-- Start Recorded information --

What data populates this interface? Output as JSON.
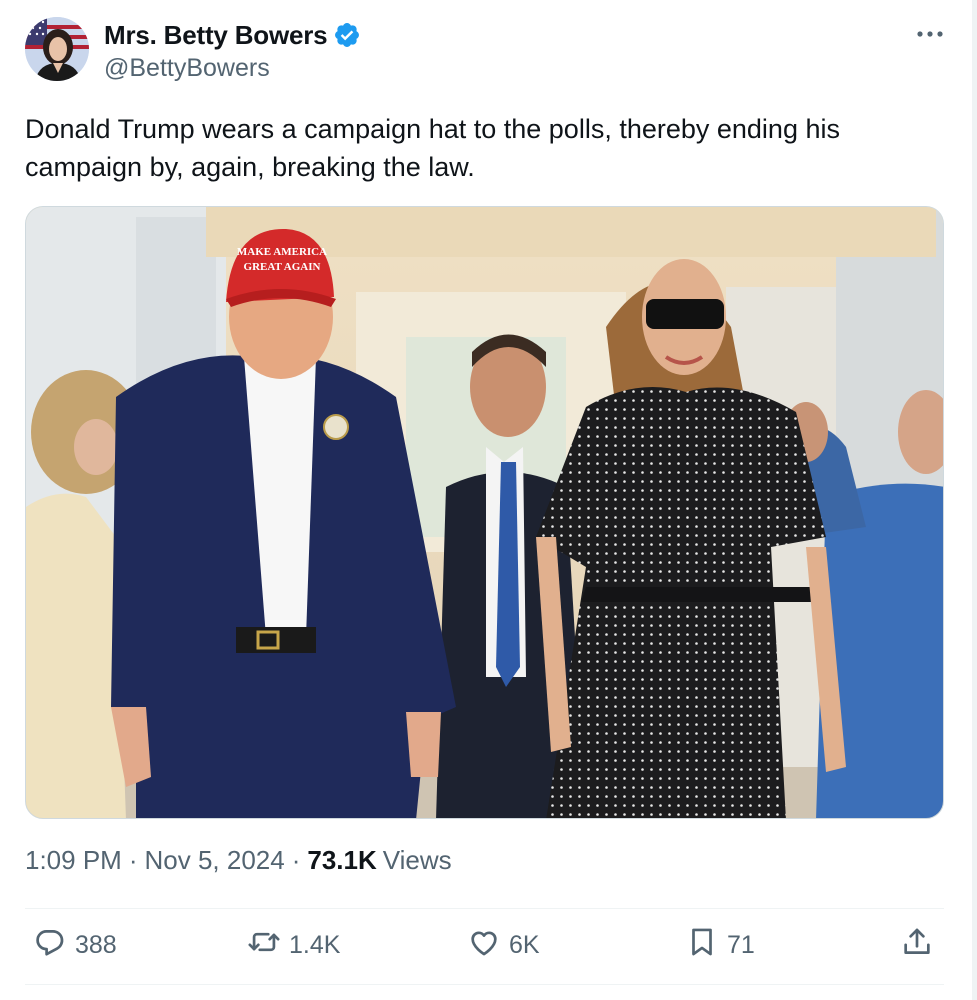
{
  "author": {
    "display_name": "Mrs. Betty Bowers",
    "handle": "@BettyBowers",
    "verified": true,
    "verified_color": "#1d9bf0"
  },
  "post": {
    "text": "Donald Trump wears a campaign hat to the polls, thereby ending his campaign by, again, breaking the law.",
    "media": {
      "hat_text_line1": "MAKE AMERICA",
      "hat_text_line2": "GREAT AGAIN"
    }
  },
  "meta": {
    "time": "1:09 PM",
    "separator": "·",
    "date": "Nov 5, 2024",
    "views_count": "73.1K",
    "views_label": "Views"
  },
  "actions": {
    "replies": "388",
    "reposts": "1.4K",
    "likes": "6K",
    "bookmarks": "71"
  },
  "icons": [
    "more-icon",
    "verified-icon",
    "reply-icon",
    "repost-icon",
    "like-icon",
    "bookmark-icon",
    "share-icon"
  ],
  "colors": {
    "text_primary": "#0f1419",
    "text_secondary": "#536471",
    "border": "#cfd9de"
  }
}
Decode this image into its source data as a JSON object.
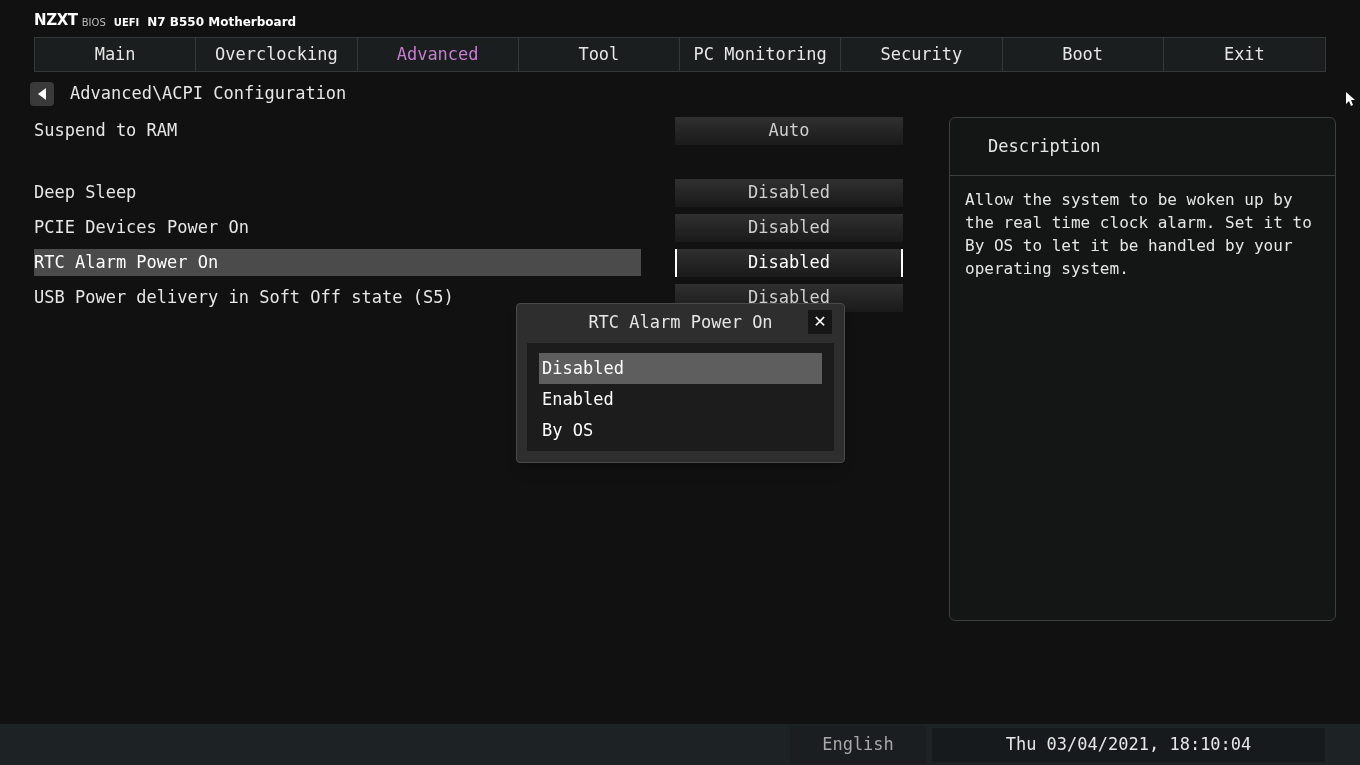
{
  "header": {
    "brand": "NZXT",
    "brand_sub": "BIOS",
    "mode": "UEFI",
    "model": "N7 B550 Motherboard"
  },
  "tabs": [
    {
      "label": "Main",
      "selected": false
    },
    {
      "label": "Overclocking",
      "selected": false
    },
    {
      "label": "Advanced",
      "selected": true
    },
    {
      "label": "Tool",
      "selected": false
    },
    {
      "label": "PC Monitoring",
      "selected": false
    },
    {
      "label": "Security",
      "selected": false
    },
    {
      "label": "Boot",
      "selected": false
    },
    {
      "label": "Exit",
      "selected": false
    }
  ],
  "breadcrumb": "Advanced\\ACPI Configuration",
  "settings": [
    {
      "label": "Suspend to RAM",
      "value": "Auto",
      "selected": false
    },
    {
      "label": "Deep Sleep",
      "value": "Disabled",
      "selected": false
    },
    {
      "label": "PCIE Devices Power On",
      "value": "Disabled",
      "selected": false
    },
    {
      "label": "RTC Alarm Power On",
      "value": "Disabled",
      "selected": true
    },
    {
      "label": "USB Power delivery in Soft Off state (S5)",
      "value": "Disabled",
      "selected": false
    }
  ],
  "description": {
    "title": "Description",
    "text": "Allow the system to be woken up by the real time clock alarm. Set it to By OS to let it be handled by your operating system."
  },
  "popup": {
    "title": "RTC Alarm Power On",
    "close": "✕",
    "options": [
      {
        "label": "Disabled",
        "selected": true
      },
      {
        "label": "Enabled",
        "selected": false
      },
      {
        "label": "By OS",
        "selected": false
      }
    ]
  },
  "status_bar": {
    "language": "English",
    "datetime": "Thu 03/04/2021, 18:10:04"
  }
}
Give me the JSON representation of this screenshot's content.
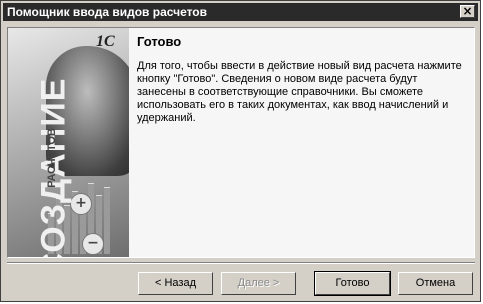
{
  "window": {
    "title": "Помощник ввода видов расчетов"
  },
  "side": {
    "big_vertical": "СОЗДАНИЕ",
    "small_vertical": "РАСЧЕТОВ",
    "plus_symbol": "+",
    "minus_symbol": "−"
  },
  "logo": "1С",
  "main": {
    "heading": "Готово",
    "message": "Для того, чтобы ввести в действие новый вид расчета нажмите кнопку \"Готово\". Сведения о новом виде расчета будут занесены в соответствующие справочники. Вы сможете использовать его в таких документах, как ввод начислений и удержаний."
  },
  "buttons": {
    "back": "< Назад",
    "next": "Далее >",
    "finish": "Готово",
    "cancel": "Отмена"
  },
  "controls": {
    "close_symbol": "×"
  }
}
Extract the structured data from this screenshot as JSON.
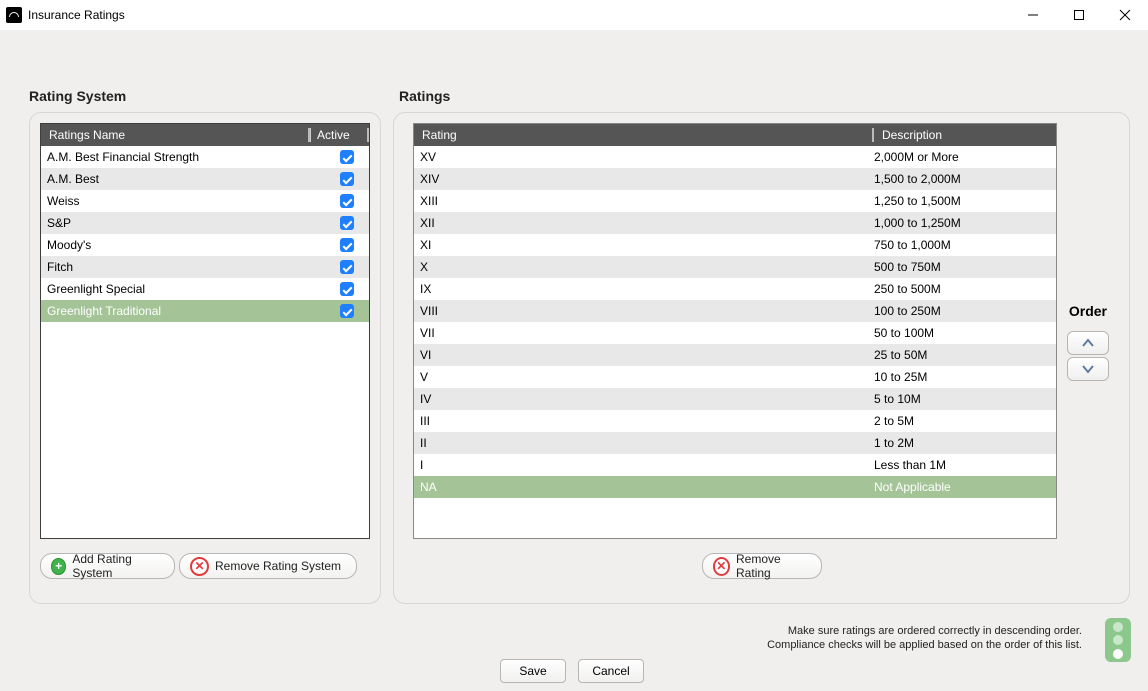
{
  "window": {
    "title": "Insurance Ratings"
  },
  "group_labels": {
    "rating_system": "Rating System",
    "ratings": "Ratings",
    "order": "Order"
  },
  "ratings_systems": {
    "headers": {
      "name": "Ratings Name",
      "active": "Active"
    },
    "rows": [
      {
        "name": "A.M. Best Financial Strength",
        "active": true,
        "selected": false
      },
      {
        "name": "A.M. Best",
        "active": true,
        "selected": false
      },
      {
        "name": "Weiss",
        "active": true,
        "selected": false
      },
      {
        "name": "S&P",
        "active": true,
        "selected": false
      },
      {
        "name": "Moody's",
        "active": true,
        "selected": false
      },
      {
        "name": "Fitch",
        "active": true,
        "selected": false
      },
      {
        "name": "Greenlight Special",
        "active": true,
        "selected": false
      },
      {
        "name": "Greenlight Traditional",
        "active": true,
        "selected": true
      }
    ]
  },
  "ratings": {
    "headers": {
      "rating": "Rating",
      "description": "Description"
    },
    "rows": [
      {
        "rating": "XV",
        "description": "2,000M or More",
        "selected": false
      },
      {
        "rating": "XIV",
        "description": "1,500 to 2,000M",
        "selected": false
      },
      {
        "rating": "XIII",
        "description": "1,250 to 1,500M",
        "selected": false
      },
      {
        "rating": "XII",
        "description": "1,000 to 1,250M",
        "selected": false
      },
      {
        "rating": "XI",
        "description": "750 to 1,000M",
        "selected": false
      },
      {
        "rating": "X",
        "description": "500 to 750M",
        "selected": false
      },
      {
        "rating": "IX",
        "description": "250 to 500M",
        "selected": false
      },
      {
        "rating": "VIII",
        "description": "100 to 250M",
        "selected": false
      },
      {
        "rating": "VII",
        "description": "50 to 100M",
        "selected": false
      },
      {
        "rating": "VI",
        "description": "25 to 50M",
        "selected": false
      },
      {
        "rating": "V",
        "description": "10 to 25M",
        "selected": false
      },
      {
        "rating": "IV",
        "description": "5 to 10M",
        "selected": false
      },
      {
        "rating": "III",
        "description": "2 to 5M",
        "selected": false
      },
      {
        "rating": "II",
        "description": "1 to 2M",
        "selected": false
      },
      {
        "rating": "I",
        "description": "Less than 1M",
        "selected": false
      },
      {
        "rating": "NA",
        "description": "Not Applicable",
        "selected": true
      }
    ]
  },
  "buttons": {
    "add_rs": "Add Rating System",
    "remove_rs": "Remove Rating System",
    "remove_rating": "Remove Rating",
    "save": "Save",
    "cancel": "Cancel"
  },
  "hint": {
    "line1": "Make sure ratings are ordered correctly in descending order.",
    "line2": "Compliance checks will be applied based on the order of this list."
  }
}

-- End Recorded information --

Exercise aim =
Restate each entry word for word, please, but drop any images it holds.

Correct result =
What data populates this interface? Output as JSON.
{
  "author": {
    "display_name": "Mrs. Betty Bowers",
    "handle": "@BettyBowers",
    "verified": true,
    "verified_color": "#1d9bf0"
  },
  "post": {
    "text": "Donald Trump wears a campaign hat to the polls, thereby ending his campaign by, again, breaking the law.",
    "media": {
      "hat_text_line1": "MAKE AMERICA",
      "hat_text_line2": "GREAT AGAIN"
    }
  },
  "meta": {
    "time": "1:09 PM",
    "separator": "·",
    "date": "Nov 5, 2024",
    "views_count": "73.1K",
    "views_label": "Views"
  },
  "actions": {
    "replies": "388",
    "reposts": "1.4K",
    "likes": "6K",
    "bookmarks": "71"
  },
  "icons": [
    "more-icon",
    "verified-icon",
    "reply-icon",
    "repost-icon",
    "like-icon",
    "bookmark-icon",
    "share-icon"
  ],
  "colors": {
    "text_primary": "#0f1419",
    "text_secondary": "#536471",
    "border": "#cfd9de"
  }
}
Decode this image into its source data as a JSON object.
{
  "header": {
    "brand": "NZXT",
    "brand_sub": "BIOS",
    "mode": "UEFI",
    "model": "N7 B550 Motherboard"
  },
  "tabs": [
    {
      "label": "Main",
      "selected": false
    },
    {
      "label": "Overclocking",
      "selected": false
    },
    {
      "label": "Advanced",
      "selected": true
    },
    {
      "label": "Tool",
      "selected": false
    },
    {
      "label": "PC Monitoring",
      "selected": false
    },
    {
      "label": "Security",
      "selected": false
    },
    {
      "label": "Boot",
      "selected": false
    },
    {
      "label": "Exit",
      "selected": false
    }
  ],
  "breadcrumb": "Advanced\\ACPI Configuration",
  "settings": [
    {
      "label": "Suspend to RAM",
      "value": "Auto",
      "selected": false
    },
    {
      "label": "Deep Sleep",
      "value": "Disabled",
      "selected": false
    },
    {
      "label": "PCIE Devices Power On",
      "value": "Disabled",
      "selected": false
    },
    {
      "label": "RTC Alarm Power On",
      "value": "Disabled",
      "selected": true
    },
    {
      "label": "USB Power delivery in Soft Off state (S5)",
      "value": "Disabled",
      "selected": false
    }
  ],
  "description": {
    "title": "Description",
    "text": "Allow the system to be woken up by the real time clock alarm. Set it to By OS to let it be handled by your operating system."
  },
  "popup": {
    "title": "RTC Alarm Power On",
    "close": "✕",
    "options": [
      {
        "label": "Disabled",
        "selected": true
      },
      {
        "label": "Enabled",
        "selected": false
      },
      {
        "label": "By OS",
        "selected": false
      }
    ]
  },
  "status_bar": {
    "language": "English",
    "datetime": "Thu 03/04/2021, 18:10:04"
  }
}
Give me the JSON representation of this screenshot's content.
{
  "window": {
    "title": "Помощник ввода видов расчетов"
  },
  "side": {
    "big_vertical": "СОЗДАНИЕ",
    "small_vertical": "РАСЧЕТОВ",
    "plus_symbol": "+",
    "minus_symbol": "−"
  },
  "logo": "1С",
  "main": {
    "heading": "Готово",
    "message": "Для того, чтобы ввести в действие новый вид расчета нажмите кнопку \"Готово\". Сведения о новом виде расчета будут занесены в соответствующие справочники. Вы сможете использовать его в таких документах, как ввод начислений и удержаний."
  },
  "buttons": {
    "back": "< Назад",
    "next": "Далее >",
    "finish": "Готово",
    "cancel": "Отмена"
  },
  "controls": {
    "close_symbol": "×"
  }
}
Extract the structured data from this screenshot as JSON.
{
  "window": {
    "title": "Insurance Ratings"
  },
  "group_labels": {
    "rating_system": "Rating System",
    "ratings": "Ratings",
    "order": "Order"
  },
  "ratings_systems": {
    "headers": {
      "name": "Ratings Name",
      "active": "Active"
    },
    "rows": [
      {
        "name": "A.M. Best Financial Strength",
        "active": true,
        "selected": false
      },
      {
        "name": "A.M. Best",
        "active": true,
        "selected": false
      },
      {
        "name": "Weiss",
        "active": true,
        "selected": false
      },
      {
        "name": "S&P",
        "active": true,
        "selected": false
      },
      {
        "name": "Moody's",
        "active": true,
        "selected": false
      },
      {
        "name": "Fitch",
        "active": true,
        "selected": false
      },
      {
        "name": "Greenlight Special",
        "active": true,
        "selected": false
      },
      {
        "name": "Greenlight Traditional",
        "active": true,
        "selected": true
      }
    ]
  },
  "ratings": {
    "headers": {
      "rating": "Rating",
      "description": "Description"
    },
    "rows": [
      {
        "rating": "XV",
        "description": "2,000M or More",
        "selected": false
      },
      {
        "rating": "XIV",
        "description": "1,500 to 2,000M",
        "selected": false
      },
      {
        "rating": "XIII",
        "description": "1,250 to 1,500M",
        "selected": false
      },
      {
        "rating": "XII",
        "description": "1,000 to 1,250M",
        "selected": false
      },
      {
        "rating": "XI",
        "description": "750 to 1,000M",
        "selected": false
      },
      {
        "rating": "X",
        "description": "500 to 750M",
        "selected": false
      },
      {
        "rating": "IX",
        "description": "250 to 500M",
        "selected": false
      },
      {
        "rating": "VIII",
        "description": "100 to 250M",
        "selected": false
      },
      {
        "rating": "VII",
        "description": "50 to 100M",
        "selected": false
      },
      {
        "rating": "VI",
        "description": "25 to 50M",
        "selected": false
      },
      {
        "rating": "V",
        "description": "10 to 25M",
        "selected": false
      },
      {
        "rating": "IV",
        "description": "5 to 10M",
        "selected": false
      },
      {
        "rating": "III",
        "description": "2 to 5M",
        "selected": false
      },
      {
        "rating": "II",
        "description": "1 to 2M",
        "selected": false
      },
      {
        "rating": "I",
        "description": "Less than 1M",
        "selected": false
      },
      {
        "rating": "NA",
        "description": "Not Applicable",
        "selected": true
      }
    ]
  },
  "buttons": {
    "add_rs": "Add Rating System",
    "remove_rs": "Remove Rating System",
    "remove_rating": "Remove Rating",
    "save": "Save",
    "cancel": "Cancel"
  },
  "hint": {
    "line1": "Make sure ratings are ordered correctly in descending order.",
    "line2": "Compliance checks will be applied based on the order of this list."
  }
}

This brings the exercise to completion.